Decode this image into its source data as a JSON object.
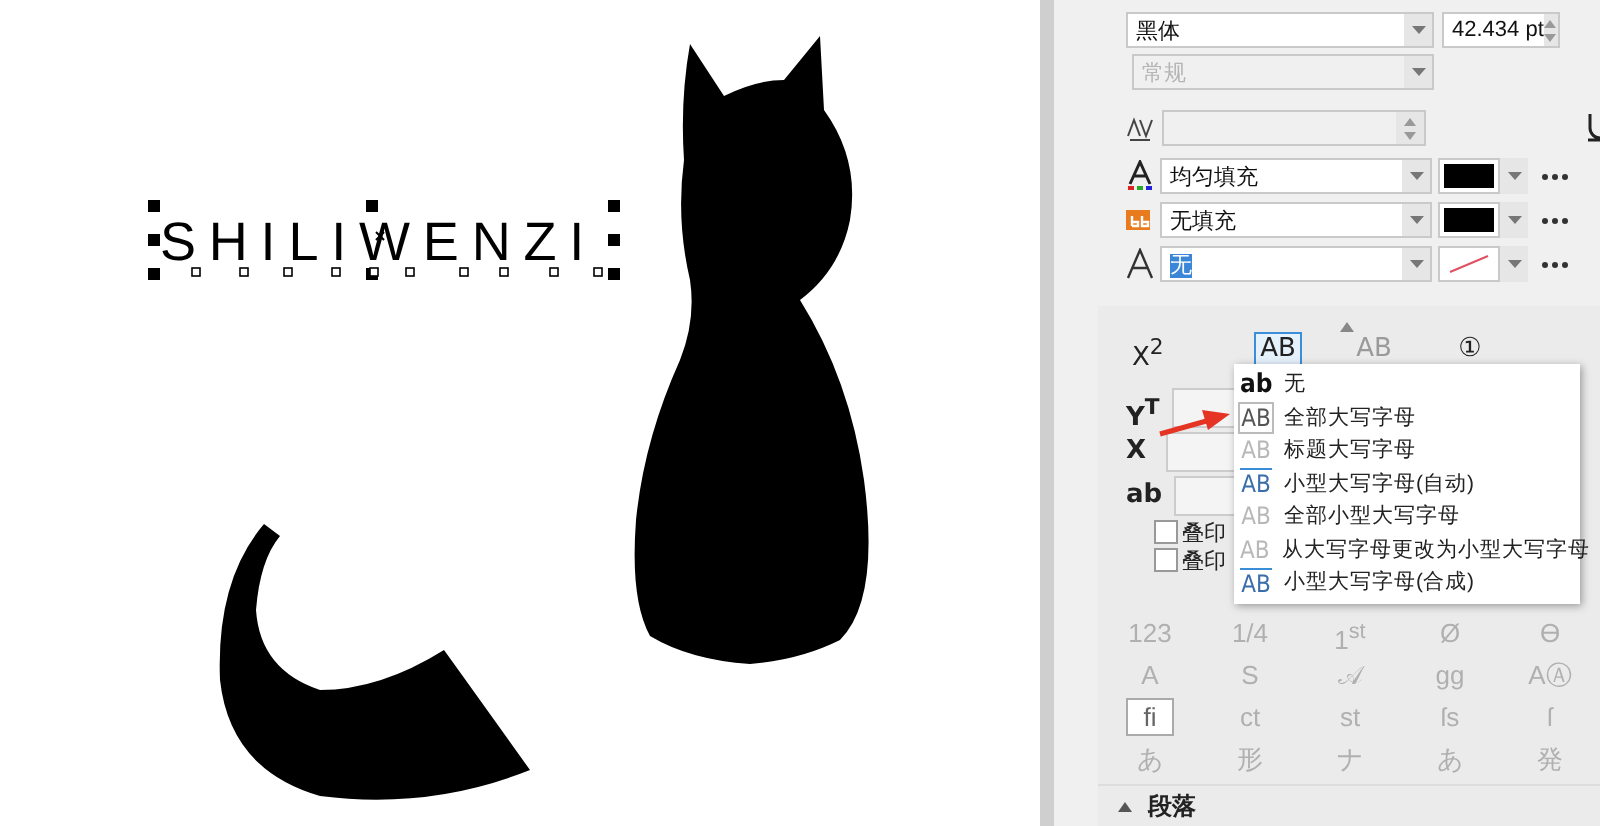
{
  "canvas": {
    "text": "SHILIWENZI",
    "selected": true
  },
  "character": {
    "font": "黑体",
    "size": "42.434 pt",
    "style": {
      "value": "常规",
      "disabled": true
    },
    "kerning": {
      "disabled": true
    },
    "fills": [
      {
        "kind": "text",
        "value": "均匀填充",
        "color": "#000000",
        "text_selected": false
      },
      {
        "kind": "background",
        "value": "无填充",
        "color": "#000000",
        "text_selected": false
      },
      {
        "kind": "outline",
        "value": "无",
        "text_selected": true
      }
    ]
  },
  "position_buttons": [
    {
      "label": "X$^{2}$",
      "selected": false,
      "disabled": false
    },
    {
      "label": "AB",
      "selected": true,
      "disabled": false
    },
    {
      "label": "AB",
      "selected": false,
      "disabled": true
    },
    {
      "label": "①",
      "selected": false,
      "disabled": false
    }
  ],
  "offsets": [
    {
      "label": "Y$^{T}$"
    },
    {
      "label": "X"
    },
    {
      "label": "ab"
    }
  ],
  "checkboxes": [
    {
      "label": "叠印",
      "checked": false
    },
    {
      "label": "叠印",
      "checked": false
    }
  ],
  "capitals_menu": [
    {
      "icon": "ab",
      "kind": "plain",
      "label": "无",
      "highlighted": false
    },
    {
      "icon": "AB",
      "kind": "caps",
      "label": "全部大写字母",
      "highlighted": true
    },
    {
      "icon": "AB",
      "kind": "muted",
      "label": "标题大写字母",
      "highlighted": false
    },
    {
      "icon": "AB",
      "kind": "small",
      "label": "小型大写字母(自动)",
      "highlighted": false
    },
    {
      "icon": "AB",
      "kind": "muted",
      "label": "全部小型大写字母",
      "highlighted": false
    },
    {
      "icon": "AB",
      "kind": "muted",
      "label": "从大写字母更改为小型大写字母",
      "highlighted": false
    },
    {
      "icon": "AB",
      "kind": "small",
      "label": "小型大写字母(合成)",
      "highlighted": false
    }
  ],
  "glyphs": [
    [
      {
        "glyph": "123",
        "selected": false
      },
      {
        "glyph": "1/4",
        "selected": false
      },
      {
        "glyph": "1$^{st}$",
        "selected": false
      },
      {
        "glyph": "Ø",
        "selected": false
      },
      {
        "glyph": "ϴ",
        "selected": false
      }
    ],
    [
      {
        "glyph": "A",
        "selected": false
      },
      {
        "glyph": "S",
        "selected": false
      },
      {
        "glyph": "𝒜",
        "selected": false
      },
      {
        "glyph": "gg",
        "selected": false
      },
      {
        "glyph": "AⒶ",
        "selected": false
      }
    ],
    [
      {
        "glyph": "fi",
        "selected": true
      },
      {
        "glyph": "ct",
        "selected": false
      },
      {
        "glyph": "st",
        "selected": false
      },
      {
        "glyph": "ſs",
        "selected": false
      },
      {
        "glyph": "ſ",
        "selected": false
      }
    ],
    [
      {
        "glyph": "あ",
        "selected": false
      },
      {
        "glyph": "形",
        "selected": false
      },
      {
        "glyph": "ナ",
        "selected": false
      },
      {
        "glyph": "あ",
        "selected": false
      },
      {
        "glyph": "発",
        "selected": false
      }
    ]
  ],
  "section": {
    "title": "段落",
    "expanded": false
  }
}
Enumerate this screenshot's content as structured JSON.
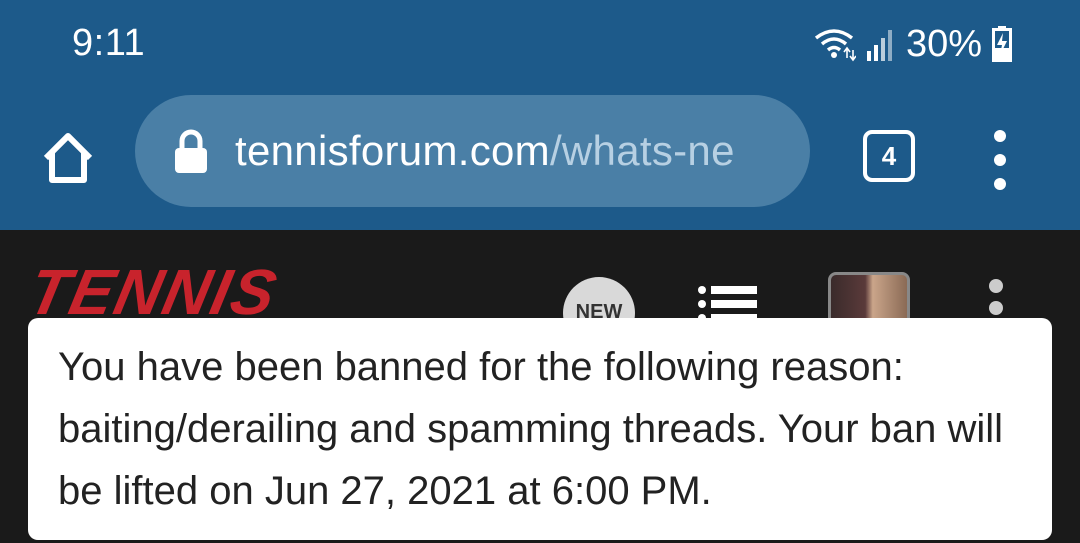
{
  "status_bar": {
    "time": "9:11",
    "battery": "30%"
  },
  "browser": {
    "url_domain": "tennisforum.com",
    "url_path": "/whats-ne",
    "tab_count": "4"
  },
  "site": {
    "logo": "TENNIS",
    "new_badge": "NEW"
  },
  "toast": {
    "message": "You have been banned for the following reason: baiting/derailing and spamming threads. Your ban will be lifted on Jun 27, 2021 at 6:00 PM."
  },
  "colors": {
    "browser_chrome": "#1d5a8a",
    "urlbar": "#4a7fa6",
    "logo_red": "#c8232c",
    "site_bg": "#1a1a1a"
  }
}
☆ ☆ ☆
Please copy the lines above, starting at the one that holds "Enumerate this screenshot's" and stopping after the last line, exactly as they appear and minus the pictures.

Enumerate this screenshot's content as structured JSON.
{
  "status_bar": {
    "time": "9:11",
    "battery": "30%"
  },
  "browser": {
    "url_domain": "tennisforum.com",
    "url_path": "/whats-ne",
    "tab_count": "4"
  },
  "site": {
    "logo": "TENNIS",
    "new_badge": "NEW"
  },
  "toast": {
    "message": "You have been banned for the following reason: baiting/derailing and spamming threads. Your ban will be lifted on Jun 27, 2021 at 6:00 PM."
  },
  "colors": {
    "browser_chrome": "#1d5a8a",
    "urlbar": "#4a7fa6",
    "logo_red": "#c8232c",
    "site_bg": "#1a1a1a"
  }
}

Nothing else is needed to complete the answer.